Exercise
Repeat the listing that follows, character for character, minus the pictures.

Material provided
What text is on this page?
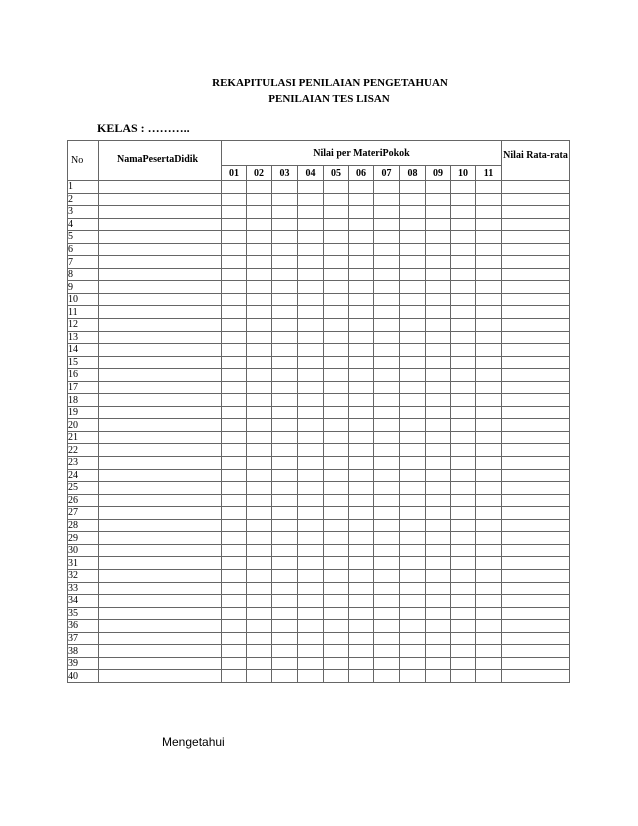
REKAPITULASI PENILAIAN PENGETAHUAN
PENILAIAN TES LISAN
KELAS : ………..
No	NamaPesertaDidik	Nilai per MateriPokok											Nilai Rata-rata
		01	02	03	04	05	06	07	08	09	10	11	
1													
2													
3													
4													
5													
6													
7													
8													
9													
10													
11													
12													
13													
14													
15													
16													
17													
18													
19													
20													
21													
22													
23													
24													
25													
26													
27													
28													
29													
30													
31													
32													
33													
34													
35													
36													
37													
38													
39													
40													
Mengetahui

Worked solution
What text is on this page?
REKAPITULASI PENILAIAN PENGETAHUAN
PENILAIAN TES LISAN
KELAS : ………..
No	NamaPesertaDidik	Nilai per MateriPokok											Nilai Rata-rata
		01	02	03	04	05	06	07	08	09	10	11	
1													
2													
3													
4													
5													
6													
7													
8													
9													
10													
11													
12													
13													
14													
15													
16													
17													
18													
19													
20													
21													
22													
23													
24													
25													
26													
27													
28													
29													
30													
31													
32													
33													
34													
35													
36													
37													
38													
39													
40													
Mengetahui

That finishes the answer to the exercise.